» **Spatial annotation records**
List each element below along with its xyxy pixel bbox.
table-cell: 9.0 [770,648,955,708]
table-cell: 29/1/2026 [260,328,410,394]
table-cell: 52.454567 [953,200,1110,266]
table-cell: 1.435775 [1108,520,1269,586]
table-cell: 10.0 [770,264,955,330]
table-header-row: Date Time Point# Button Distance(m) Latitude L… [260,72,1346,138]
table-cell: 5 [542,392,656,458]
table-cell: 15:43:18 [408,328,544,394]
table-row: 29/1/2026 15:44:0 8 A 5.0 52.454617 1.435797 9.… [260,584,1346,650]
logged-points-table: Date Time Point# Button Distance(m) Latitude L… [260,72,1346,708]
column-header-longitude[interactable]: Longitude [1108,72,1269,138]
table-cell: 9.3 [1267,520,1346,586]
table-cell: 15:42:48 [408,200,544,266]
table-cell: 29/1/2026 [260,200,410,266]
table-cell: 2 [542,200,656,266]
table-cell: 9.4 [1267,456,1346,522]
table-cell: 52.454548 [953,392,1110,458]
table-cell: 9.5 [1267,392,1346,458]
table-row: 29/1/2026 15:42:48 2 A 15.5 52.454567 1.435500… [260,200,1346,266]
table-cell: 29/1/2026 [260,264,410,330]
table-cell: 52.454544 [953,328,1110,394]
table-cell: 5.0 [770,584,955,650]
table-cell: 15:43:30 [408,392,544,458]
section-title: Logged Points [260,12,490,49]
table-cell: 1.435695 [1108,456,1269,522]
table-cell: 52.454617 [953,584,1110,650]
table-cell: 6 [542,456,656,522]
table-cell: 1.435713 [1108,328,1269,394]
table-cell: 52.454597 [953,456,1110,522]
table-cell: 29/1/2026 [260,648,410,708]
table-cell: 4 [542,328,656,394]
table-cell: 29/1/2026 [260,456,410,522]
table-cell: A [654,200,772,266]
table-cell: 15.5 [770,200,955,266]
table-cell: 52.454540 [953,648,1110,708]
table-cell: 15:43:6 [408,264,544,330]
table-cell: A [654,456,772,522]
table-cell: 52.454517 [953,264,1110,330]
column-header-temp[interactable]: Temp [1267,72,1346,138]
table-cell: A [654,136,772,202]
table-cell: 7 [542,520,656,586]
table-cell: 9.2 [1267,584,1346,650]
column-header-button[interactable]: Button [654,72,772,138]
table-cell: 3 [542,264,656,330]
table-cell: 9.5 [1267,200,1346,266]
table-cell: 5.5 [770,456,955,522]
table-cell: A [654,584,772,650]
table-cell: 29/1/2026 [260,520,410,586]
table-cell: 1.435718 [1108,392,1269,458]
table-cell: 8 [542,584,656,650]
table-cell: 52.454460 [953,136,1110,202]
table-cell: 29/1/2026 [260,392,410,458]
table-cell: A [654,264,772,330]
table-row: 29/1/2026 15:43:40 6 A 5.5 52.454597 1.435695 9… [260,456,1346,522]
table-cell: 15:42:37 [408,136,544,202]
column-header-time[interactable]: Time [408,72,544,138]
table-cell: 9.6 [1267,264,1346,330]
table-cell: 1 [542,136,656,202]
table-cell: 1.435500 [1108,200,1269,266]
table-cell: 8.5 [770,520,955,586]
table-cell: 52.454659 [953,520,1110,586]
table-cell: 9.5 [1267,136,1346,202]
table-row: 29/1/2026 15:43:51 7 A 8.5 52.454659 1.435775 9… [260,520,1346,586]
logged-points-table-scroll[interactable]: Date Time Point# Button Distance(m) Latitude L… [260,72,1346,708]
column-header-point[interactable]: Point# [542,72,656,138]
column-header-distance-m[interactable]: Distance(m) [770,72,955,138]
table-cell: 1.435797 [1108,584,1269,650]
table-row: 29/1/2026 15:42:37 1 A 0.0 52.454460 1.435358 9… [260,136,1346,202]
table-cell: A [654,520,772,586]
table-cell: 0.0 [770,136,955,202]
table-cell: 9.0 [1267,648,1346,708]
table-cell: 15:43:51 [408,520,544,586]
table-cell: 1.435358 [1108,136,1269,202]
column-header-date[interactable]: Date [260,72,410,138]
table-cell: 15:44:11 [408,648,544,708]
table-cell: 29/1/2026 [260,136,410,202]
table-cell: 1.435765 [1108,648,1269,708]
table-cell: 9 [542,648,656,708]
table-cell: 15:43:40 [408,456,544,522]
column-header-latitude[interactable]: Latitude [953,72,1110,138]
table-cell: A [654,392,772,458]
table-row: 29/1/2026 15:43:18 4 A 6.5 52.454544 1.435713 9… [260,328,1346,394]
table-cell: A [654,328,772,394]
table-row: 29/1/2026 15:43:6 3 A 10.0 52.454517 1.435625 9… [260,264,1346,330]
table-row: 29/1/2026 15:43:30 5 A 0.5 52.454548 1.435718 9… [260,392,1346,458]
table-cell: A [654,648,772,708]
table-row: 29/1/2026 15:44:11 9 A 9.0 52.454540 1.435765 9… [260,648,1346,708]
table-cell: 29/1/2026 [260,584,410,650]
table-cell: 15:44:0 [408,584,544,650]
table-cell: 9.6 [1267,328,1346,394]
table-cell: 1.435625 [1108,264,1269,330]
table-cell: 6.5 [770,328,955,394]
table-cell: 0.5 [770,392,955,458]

» **TASK**
Please extract every one of the lines above and reproduce each verbatim, without changing anything.

» **EXPECTED ANSWER**
List each element below along with its xyxy pixel bbox.
table-cell: 9.0 [770,648,955,708]
table-cell: 29/1/2026 [260,328,410,394]
table-cell: 52.454567 [953,200,1110,266]
table-cell: 1.435775 [1108,520,1269,586]
table-cell: 10.0 [770,264,955,330]
table-header-row: Date Time Point# Button Distance(m) Latitude L… [260,72,1346,138]
table-cell: 5 [542,392,656,458]
table-cell: 15:43:18 [408,328,544,394]
table-row: 29/1/2026 15:44:0 8 A 5.0 52.454617 1.435797 9.… [260,584,1346,650]
logged-points-table: Date Time Point# Button Distance(m) Latitude L… [260,72,1346,708]
column-header-longitude[interactable]: Longitude [1108,72,1269,138]
table-cell: 9.3 [1267,520,1346,586]
table-cell: 15:42:48 [408,200,544,266]
table-cell: 29/1/2026 [260,200,410,266]
table-cell: 2 [542,200,656,266]
table-cell: 9.4 [1267,456,1346,522]
table-cell: 52.454548 [953,392,1110,458]
table-cell: 9.5 [1267,392,1346,458]
table-row: 29/1/2026 15:42:48 2 A 15.5 52.454567 1.435500… [260,200,1346,266]
table-cell: 29/1/2026 [260,264,410,330]
table-cell: 52.454544 [953,328,1110,394]
table-cell: 5.0 [770,584,955,650]
table-cell: 15:43:30 [408,392,544,458]
section-title: Logged Points [260,12,490,49]
table-cell: 1.435695 [1108,456,1269,522]
table-cell: 52.454617 [953,584,1110,650]
table-cell: 6 [542,456,656,522]
table-cell: 1.435713 [1108,328,1269,394]
table-cell: 52.454597 [953,456,1110,522]
table-cell: 29/1/2026 [260,648,410,708]
table-cell: 4 [542,328,656,394]
table-cell: 29/1/2026 [260,456,410,522]
table-cell: A [654,200,772,266]
table-cell: 15.5 [770,200,955,266]
table-cell: 52.454540 [953,648,1110,708]
table-cell: 15:43:6 [408,264,544,330]
table-cell: A [654,456,772,522]
table-cell: 52.454517 [953,264,1110,330]
column-header-temp[interactable]: Temp [1267,72,1346,138]
table-cell: A [654,136,772,202]
table-cell: 7 [542,520,656,586]
table-cell: 9.2 [1267,584,1346,650]
column-header-button[interactable]: Button [654,72,772,138]
table-cell: 3 [542,264,656,330]
table-cell: 9.5 [1267,200,1346,266]
table-cell: 5.5 [770,456,955,522]
table-cell: A [654,584,772,650]
table-cell: 29/1/2026 [260,520,410,586]
table-cell: 1.435718 [1108,392,1269,458]
table-cell: 8 [542,584,656,650]
table-cell: 52.454460 [953,136,1110,202]
table-cell: 29/1/2026 [260,392,410,458]
table-cell: A [654,264,772,330]
table-row: 29/1/2026 15:43:40 6 A 5.5 52.454597 1.435695 9… [260,456,1346,522]
table-cell: 15:42:37 [408,136,544,202]
column-header-time[interactable]: Time [408,72,544,138]
table-cell: 9.6 [1267,264,1346,330]
table-cell: 1 [542,136,656,202]
table-cell: 1.435500 [1108,200,1269,266]
table-cell: 8.5 [770,520,955,586]
table-cell: 52.454659 [953,520,1110,586]
table-cell: 9.5 [1267,136,1346,202]
table-row: 29/1/2026 15:43:51 7 A 8.5 52.454659 1.435775 9… [260,520,1346,586]
logged-points-table-scroll[interactable]: Date Time Point# Button Distance(m) Latitude L… [260,72,1346,708]
column-header-point[interactable]: Point# [542,72,656,138]
column-header-distance-m[interactable]: Distance(m) [770,72,955,138]
table-cell: 1.435797 [1108,584,1269,650]
table-row: 29/1/2026 15:42:37 1 A 0.0 52.454460 1.435358 9… [260,136,1346,202]
table-cell: A [654,520,772,586]
table-cell: 0.0 [770,136,955,202]
table-cell: 9.0 [1267,648,1346,708]
table-cell: 15:43:51 [408,520,544,586]
table-cell: 1.435358 [1108,136,1269,202]
column-header-date[interactable]: Date [260,72,410,138]
table-cell: 15:44:11 [408,648,544,708]
table-cell: 29/1/2026 [260,136,410,202]
table-cell: 1.435765 [1108,648,1269,708]
table-cell: 9 [542,648,656,708]
table-cell: 15:43:40 [408,456,544,522]
column-header-latitude[interactable]: Latitude [953,72,1110,138]
table-cell: A [654,392,772,458]
table-row: 29/1/2026 15:43:18 4 A 6.5 52.454544 1.435713 9… [260,328,1346,394]
table-cell: A [654,328,772,394]
table-row: 29/1/2026 15:43:6 3 A 10.0 52.454517 1.435625 9… [260,264,1346,330]
table-row: 29/1/2026 15:43:30 5 A 0.5 52.454548 1.435718 9… [260,392,1346,458]
table-cell: A [654,648,772,708]
table-row: 29/1/2026 15:44:11 9 A 9.0 52.454540 1.435765 9… [260,648,1346,708]
table-cell: 29/1/2026 [260,584,410,650]
table-cell: 15:44:0 [408,584,544,650]
table-cell: 9.6 [1267,328,1346,394]
table-cell: 1.435625 [1108,264,1269,330]
table-cell: 6.5 [770,328,955,394]
table-cell: 0.5 [770,392,955,458]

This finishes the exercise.